The exercise - Examine the material below and count the lines that hold the word "JSON". Report only the number.

-------- Information provided

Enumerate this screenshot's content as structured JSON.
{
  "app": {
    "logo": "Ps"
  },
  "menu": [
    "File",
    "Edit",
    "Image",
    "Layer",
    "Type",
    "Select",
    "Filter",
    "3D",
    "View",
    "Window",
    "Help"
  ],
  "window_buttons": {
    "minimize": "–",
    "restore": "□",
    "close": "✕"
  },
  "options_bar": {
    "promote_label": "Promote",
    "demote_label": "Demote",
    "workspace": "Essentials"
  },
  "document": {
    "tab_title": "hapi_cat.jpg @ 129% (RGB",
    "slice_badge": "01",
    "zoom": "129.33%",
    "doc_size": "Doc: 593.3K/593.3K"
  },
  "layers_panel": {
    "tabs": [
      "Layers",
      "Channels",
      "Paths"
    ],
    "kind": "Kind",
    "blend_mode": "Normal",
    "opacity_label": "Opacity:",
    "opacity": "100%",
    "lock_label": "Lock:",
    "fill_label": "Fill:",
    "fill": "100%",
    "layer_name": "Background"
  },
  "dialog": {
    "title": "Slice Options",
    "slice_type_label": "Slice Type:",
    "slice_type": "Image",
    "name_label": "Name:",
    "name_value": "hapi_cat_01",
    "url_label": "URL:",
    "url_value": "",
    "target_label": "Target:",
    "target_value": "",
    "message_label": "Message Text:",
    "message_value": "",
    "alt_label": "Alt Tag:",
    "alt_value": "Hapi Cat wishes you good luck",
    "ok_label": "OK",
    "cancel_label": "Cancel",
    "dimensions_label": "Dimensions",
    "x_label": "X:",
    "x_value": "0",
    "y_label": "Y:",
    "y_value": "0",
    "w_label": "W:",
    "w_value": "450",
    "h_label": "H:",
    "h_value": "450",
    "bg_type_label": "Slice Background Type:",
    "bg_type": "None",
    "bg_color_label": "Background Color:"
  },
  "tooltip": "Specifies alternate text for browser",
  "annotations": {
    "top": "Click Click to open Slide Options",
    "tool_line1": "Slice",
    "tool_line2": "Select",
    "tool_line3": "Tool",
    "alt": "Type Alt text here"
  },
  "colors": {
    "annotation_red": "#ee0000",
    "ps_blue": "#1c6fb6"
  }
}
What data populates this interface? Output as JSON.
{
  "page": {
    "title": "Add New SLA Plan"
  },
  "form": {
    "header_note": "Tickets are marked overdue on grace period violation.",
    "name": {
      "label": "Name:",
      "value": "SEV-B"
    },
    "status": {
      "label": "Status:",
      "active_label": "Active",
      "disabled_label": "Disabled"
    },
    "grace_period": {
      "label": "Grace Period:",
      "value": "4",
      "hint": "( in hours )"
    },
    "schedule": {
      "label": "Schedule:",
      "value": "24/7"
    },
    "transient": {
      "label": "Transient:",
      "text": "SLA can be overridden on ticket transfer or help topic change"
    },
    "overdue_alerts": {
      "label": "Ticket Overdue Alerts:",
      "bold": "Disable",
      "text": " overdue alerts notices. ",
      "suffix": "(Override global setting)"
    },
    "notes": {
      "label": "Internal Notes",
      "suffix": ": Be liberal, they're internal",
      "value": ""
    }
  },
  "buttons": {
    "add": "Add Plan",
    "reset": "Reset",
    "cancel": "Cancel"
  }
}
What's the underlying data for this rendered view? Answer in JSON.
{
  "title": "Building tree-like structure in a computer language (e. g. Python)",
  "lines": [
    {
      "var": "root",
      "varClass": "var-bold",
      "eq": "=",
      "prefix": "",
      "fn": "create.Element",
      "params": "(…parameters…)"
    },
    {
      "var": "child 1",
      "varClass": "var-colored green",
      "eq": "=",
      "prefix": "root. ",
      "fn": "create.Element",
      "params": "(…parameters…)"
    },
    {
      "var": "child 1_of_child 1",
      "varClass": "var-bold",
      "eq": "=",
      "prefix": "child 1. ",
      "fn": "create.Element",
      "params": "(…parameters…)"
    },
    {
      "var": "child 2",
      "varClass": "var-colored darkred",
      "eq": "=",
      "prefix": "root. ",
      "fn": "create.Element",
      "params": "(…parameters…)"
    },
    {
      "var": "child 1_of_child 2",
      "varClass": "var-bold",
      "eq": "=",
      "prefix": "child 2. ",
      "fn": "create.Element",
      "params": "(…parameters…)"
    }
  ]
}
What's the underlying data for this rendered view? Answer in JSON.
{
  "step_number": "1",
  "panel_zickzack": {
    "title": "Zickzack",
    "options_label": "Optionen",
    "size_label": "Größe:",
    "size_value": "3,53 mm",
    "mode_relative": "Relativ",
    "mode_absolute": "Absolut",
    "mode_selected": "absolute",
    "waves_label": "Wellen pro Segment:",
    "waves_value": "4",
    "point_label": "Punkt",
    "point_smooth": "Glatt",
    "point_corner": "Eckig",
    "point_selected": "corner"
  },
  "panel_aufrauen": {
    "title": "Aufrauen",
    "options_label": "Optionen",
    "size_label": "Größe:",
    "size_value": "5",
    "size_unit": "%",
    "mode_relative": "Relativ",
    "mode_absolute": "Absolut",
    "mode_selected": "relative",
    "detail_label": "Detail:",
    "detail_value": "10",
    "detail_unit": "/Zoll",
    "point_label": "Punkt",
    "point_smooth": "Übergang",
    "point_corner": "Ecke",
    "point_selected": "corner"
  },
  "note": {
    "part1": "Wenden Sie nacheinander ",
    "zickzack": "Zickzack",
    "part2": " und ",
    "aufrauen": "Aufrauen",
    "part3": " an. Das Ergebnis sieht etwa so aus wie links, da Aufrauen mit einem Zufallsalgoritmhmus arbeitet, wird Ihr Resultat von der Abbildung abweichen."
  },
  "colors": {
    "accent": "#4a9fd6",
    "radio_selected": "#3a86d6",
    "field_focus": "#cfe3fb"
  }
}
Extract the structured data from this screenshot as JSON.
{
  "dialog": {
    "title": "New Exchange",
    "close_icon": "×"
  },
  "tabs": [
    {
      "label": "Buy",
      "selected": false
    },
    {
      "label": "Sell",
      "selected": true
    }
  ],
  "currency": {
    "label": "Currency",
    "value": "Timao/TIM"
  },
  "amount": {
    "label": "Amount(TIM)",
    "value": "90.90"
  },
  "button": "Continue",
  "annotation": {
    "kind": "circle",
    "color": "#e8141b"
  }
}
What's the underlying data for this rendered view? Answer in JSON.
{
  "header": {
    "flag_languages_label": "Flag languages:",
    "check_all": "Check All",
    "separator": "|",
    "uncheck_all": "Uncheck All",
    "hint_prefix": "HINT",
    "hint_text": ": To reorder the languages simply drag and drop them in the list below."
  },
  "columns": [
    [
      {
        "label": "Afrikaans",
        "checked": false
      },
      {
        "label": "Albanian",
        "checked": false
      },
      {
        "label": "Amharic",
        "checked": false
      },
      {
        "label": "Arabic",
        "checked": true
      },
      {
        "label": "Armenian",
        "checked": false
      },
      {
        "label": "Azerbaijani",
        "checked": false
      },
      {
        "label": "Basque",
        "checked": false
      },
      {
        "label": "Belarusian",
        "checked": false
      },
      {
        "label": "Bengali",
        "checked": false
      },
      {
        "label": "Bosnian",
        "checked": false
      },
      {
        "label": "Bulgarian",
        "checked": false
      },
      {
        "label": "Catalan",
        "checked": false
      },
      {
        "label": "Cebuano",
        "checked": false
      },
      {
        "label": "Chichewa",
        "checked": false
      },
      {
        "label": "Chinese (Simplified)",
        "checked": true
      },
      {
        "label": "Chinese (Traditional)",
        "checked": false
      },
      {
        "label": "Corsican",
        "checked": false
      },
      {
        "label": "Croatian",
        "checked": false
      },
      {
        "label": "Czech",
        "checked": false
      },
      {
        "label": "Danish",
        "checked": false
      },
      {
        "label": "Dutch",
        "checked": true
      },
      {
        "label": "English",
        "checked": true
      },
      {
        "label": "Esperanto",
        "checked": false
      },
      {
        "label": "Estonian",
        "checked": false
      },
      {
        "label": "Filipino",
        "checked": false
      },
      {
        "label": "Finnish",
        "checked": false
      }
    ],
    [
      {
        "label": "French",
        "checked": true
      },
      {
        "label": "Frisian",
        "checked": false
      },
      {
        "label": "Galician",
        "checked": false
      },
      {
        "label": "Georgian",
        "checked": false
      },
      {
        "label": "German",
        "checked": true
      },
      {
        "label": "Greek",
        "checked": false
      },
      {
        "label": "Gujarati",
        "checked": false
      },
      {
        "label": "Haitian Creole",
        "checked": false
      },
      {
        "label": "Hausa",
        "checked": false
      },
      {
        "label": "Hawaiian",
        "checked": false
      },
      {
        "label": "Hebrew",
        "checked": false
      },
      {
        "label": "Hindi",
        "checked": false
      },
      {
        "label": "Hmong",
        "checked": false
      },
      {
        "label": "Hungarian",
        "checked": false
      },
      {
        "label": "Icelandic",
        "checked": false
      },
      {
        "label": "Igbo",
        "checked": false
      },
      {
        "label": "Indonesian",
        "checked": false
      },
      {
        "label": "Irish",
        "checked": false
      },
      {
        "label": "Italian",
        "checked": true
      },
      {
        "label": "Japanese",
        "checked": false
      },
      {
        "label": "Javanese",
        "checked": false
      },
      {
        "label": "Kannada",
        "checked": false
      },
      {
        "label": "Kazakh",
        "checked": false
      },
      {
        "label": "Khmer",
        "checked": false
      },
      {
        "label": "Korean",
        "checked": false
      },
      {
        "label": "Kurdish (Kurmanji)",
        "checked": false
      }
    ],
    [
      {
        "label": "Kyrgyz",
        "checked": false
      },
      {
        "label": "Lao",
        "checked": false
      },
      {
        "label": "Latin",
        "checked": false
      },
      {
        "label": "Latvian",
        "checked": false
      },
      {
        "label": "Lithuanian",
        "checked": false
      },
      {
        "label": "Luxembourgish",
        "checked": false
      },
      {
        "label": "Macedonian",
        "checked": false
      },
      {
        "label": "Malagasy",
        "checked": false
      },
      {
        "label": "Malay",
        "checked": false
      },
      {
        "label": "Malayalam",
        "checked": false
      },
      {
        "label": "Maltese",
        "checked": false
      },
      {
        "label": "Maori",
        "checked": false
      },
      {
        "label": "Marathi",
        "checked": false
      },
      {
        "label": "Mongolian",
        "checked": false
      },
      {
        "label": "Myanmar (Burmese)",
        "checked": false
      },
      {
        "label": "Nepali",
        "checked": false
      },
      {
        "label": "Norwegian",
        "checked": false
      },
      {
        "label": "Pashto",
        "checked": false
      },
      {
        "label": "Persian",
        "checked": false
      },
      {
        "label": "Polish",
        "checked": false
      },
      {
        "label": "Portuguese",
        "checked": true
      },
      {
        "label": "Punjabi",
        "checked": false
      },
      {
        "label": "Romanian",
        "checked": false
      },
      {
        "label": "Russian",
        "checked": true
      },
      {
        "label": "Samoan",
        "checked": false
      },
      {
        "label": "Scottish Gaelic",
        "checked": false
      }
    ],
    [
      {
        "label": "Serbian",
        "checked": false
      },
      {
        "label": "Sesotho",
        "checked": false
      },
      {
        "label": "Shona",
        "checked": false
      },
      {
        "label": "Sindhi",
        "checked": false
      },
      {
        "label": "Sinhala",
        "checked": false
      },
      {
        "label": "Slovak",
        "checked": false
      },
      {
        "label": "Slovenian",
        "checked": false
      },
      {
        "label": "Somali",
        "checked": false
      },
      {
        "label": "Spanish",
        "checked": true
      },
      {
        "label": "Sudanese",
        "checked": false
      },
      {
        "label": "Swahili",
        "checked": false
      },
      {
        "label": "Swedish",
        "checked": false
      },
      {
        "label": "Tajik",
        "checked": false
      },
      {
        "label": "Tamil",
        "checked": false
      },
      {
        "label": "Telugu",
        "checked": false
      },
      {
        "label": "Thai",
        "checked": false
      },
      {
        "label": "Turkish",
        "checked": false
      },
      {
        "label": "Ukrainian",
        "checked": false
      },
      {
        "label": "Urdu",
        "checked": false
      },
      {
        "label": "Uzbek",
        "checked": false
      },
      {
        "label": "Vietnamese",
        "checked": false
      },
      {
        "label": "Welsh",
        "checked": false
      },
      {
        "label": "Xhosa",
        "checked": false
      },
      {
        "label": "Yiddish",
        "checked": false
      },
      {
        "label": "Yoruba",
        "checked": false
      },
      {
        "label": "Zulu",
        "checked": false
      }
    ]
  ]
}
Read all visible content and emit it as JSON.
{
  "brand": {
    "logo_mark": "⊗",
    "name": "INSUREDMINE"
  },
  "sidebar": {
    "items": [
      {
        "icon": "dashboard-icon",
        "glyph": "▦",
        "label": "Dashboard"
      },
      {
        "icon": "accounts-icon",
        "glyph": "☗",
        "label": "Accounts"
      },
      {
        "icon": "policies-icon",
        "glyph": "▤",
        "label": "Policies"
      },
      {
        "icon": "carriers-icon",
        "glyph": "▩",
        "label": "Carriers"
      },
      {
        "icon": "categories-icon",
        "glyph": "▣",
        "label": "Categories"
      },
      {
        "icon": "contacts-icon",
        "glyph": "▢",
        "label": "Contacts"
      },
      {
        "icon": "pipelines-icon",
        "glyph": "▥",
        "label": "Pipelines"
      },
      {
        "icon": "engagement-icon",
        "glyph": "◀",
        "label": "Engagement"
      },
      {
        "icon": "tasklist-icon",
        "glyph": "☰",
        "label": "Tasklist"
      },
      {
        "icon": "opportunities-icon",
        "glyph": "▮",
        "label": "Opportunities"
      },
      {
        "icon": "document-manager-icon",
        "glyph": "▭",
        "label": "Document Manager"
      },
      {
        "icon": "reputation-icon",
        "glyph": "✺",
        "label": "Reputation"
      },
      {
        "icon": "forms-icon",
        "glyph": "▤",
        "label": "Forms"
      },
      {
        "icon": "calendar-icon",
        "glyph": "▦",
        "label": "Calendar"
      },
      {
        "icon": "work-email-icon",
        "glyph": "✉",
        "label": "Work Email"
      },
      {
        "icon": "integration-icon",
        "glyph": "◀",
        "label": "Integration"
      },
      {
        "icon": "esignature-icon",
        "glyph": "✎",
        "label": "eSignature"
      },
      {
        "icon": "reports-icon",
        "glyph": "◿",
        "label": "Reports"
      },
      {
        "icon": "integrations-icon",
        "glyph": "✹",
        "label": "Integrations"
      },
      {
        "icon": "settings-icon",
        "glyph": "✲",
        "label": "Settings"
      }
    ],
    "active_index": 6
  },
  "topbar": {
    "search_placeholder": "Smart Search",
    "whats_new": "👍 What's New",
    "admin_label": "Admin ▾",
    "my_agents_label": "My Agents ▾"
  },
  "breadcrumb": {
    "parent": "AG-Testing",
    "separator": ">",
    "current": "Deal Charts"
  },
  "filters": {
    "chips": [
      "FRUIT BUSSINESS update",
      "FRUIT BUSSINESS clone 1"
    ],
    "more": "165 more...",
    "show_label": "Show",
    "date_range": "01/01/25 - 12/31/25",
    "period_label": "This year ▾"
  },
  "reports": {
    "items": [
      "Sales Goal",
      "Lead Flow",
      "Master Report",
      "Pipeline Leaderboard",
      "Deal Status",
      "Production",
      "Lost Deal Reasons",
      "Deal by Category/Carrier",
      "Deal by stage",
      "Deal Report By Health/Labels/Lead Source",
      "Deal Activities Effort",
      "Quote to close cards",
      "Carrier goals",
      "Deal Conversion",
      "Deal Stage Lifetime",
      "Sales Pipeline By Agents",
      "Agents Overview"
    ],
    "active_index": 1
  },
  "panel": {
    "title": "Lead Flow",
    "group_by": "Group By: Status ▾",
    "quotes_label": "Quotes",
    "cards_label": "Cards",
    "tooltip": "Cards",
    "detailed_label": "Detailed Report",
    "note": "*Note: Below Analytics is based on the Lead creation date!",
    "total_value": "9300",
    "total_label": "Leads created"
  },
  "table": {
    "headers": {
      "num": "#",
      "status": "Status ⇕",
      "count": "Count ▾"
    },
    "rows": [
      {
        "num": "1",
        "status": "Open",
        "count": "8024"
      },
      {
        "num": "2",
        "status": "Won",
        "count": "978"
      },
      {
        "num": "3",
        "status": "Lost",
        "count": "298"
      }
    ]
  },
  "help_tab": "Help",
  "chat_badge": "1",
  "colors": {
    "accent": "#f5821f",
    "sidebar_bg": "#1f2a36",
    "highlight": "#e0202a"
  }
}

----------------

Exercise solution - 7